◆ Short exercise
Count how many lines of the material below have the word "несколько" and give only the number.
---- Provided records
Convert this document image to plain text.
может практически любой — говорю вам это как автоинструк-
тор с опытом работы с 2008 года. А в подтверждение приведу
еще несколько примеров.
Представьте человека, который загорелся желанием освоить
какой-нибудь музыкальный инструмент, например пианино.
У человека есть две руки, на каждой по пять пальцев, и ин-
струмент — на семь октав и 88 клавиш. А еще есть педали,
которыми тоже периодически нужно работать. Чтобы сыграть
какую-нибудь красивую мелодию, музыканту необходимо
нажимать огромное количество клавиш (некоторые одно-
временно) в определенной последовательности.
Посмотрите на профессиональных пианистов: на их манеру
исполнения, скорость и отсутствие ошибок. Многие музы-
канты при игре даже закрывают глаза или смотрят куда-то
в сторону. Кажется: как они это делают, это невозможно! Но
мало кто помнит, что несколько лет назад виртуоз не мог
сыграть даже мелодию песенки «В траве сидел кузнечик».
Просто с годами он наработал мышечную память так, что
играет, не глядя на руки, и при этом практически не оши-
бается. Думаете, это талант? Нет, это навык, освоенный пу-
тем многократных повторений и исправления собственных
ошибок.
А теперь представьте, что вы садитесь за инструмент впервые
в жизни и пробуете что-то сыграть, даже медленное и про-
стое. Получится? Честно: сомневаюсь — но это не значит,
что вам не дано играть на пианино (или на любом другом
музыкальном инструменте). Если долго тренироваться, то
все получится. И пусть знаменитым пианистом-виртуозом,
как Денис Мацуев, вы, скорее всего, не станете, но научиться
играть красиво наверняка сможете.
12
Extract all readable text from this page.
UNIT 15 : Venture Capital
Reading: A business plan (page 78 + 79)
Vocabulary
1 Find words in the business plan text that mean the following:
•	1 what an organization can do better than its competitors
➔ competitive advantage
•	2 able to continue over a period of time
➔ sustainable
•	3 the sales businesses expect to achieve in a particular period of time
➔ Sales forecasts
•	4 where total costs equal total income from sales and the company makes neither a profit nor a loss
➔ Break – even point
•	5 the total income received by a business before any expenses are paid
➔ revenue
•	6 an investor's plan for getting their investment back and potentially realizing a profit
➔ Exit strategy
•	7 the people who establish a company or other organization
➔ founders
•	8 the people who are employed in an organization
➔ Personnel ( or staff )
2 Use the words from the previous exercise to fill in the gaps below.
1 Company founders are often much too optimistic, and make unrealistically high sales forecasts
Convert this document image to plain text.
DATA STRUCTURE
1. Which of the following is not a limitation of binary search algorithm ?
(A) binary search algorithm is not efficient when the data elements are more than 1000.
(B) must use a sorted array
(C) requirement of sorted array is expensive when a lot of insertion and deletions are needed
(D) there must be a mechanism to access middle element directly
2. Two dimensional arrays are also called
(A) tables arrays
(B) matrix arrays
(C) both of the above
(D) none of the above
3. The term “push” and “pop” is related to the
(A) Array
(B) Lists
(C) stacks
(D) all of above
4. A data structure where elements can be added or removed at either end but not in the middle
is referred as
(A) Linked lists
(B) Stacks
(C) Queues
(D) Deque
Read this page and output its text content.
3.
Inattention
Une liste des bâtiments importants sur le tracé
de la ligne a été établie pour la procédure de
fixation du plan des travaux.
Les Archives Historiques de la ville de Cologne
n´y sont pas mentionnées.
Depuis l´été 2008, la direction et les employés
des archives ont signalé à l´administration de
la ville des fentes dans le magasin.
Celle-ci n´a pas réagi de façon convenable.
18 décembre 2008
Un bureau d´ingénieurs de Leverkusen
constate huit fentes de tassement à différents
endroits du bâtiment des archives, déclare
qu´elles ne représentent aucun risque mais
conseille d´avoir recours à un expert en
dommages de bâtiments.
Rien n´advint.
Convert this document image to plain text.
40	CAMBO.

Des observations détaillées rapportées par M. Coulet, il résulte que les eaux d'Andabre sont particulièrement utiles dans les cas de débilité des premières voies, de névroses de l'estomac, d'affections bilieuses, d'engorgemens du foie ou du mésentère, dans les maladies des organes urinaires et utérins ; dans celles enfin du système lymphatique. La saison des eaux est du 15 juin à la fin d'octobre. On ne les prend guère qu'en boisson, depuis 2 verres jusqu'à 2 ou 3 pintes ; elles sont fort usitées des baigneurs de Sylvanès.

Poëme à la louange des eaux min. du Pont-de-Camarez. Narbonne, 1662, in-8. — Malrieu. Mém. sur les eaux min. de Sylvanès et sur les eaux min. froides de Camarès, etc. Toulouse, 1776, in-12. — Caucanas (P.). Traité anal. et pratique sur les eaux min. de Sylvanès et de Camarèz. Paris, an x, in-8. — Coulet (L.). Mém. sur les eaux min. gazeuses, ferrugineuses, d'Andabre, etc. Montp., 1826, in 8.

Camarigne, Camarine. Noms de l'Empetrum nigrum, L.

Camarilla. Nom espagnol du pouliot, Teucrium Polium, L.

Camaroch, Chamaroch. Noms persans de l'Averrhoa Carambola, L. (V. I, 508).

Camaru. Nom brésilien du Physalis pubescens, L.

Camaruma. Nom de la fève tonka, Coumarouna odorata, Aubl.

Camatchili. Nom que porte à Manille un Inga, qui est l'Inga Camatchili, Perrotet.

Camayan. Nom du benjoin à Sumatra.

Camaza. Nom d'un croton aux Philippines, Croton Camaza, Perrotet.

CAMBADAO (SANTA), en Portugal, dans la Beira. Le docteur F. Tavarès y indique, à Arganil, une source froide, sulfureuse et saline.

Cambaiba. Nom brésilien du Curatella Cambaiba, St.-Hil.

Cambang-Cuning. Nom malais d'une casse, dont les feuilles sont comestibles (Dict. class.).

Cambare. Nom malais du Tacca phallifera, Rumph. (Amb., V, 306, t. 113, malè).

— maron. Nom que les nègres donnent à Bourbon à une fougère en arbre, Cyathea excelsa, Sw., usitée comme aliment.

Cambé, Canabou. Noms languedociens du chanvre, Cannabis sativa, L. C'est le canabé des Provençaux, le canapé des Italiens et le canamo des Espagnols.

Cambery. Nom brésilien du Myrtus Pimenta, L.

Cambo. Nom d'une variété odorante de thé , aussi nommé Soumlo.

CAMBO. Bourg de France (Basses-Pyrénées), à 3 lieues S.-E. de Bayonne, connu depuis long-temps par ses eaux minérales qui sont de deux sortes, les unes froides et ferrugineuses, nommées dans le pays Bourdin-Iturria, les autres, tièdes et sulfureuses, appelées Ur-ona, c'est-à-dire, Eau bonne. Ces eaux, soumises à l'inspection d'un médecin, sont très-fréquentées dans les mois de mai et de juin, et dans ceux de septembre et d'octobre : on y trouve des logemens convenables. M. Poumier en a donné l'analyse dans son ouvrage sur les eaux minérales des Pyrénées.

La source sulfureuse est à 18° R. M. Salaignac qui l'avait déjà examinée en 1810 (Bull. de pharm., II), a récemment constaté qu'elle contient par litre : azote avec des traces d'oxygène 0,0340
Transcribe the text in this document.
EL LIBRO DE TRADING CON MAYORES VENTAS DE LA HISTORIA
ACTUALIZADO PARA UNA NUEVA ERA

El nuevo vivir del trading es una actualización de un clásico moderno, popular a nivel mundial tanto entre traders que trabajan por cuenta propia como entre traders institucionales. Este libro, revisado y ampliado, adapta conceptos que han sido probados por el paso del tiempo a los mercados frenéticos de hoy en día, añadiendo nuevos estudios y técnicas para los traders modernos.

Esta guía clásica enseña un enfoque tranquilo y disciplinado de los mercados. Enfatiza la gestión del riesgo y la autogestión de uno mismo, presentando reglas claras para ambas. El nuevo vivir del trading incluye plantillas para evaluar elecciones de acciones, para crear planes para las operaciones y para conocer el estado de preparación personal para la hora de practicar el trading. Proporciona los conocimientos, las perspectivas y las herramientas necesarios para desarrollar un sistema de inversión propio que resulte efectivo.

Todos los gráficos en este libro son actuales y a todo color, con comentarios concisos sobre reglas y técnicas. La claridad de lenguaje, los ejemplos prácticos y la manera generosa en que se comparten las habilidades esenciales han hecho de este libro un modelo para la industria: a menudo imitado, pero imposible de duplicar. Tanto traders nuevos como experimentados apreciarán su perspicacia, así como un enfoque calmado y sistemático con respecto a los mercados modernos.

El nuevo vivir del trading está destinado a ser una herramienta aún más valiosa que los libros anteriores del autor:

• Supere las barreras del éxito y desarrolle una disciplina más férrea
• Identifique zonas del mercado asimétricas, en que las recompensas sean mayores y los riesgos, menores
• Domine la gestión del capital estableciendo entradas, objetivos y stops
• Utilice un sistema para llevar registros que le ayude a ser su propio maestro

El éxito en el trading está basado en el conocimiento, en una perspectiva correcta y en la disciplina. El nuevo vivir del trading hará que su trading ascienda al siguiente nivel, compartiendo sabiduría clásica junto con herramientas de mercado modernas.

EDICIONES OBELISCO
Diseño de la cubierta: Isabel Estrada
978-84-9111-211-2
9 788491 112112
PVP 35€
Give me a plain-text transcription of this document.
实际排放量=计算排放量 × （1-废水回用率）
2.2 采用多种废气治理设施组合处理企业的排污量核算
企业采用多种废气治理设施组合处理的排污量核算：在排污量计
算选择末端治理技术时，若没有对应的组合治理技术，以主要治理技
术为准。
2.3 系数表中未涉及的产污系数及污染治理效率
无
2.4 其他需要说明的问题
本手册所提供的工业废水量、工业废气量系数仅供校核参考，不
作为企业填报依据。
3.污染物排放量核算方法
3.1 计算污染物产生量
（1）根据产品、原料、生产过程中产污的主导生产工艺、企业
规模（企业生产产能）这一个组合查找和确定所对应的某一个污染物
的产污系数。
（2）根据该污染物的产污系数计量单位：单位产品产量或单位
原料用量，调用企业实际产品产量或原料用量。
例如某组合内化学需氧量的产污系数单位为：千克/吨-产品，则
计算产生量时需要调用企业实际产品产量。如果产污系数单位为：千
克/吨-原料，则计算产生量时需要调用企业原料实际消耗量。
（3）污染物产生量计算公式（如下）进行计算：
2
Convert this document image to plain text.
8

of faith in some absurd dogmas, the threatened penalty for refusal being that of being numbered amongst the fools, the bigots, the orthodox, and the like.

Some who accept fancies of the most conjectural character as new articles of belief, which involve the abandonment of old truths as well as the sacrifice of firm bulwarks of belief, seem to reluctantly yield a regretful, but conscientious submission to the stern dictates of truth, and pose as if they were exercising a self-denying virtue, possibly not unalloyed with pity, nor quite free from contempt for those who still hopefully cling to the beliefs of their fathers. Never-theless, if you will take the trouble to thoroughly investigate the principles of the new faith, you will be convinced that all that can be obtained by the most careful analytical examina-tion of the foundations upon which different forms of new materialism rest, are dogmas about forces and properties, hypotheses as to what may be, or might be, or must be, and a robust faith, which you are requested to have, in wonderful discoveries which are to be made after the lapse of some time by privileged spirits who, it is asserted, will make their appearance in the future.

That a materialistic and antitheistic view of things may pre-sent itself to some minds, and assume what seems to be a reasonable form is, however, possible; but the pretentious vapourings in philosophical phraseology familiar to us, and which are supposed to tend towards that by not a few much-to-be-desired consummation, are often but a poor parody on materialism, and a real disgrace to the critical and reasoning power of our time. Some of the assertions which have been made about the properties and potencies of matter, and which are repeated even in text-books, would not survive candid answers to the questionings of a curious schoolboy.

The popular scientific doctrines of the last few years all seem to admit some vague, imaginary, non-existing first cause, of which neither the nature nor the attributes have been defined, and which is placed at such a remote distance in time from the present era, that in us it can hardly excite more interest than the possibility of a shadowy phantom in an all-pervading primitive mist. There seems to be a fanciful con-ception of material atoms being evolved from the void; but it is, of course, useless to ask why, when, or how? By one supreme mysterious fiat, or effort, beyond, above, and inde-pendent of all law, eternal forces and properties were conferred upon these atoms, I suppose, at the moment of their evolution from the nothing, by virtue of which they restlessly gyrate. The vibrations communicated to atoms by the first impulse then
--------
◆ Solved problem
2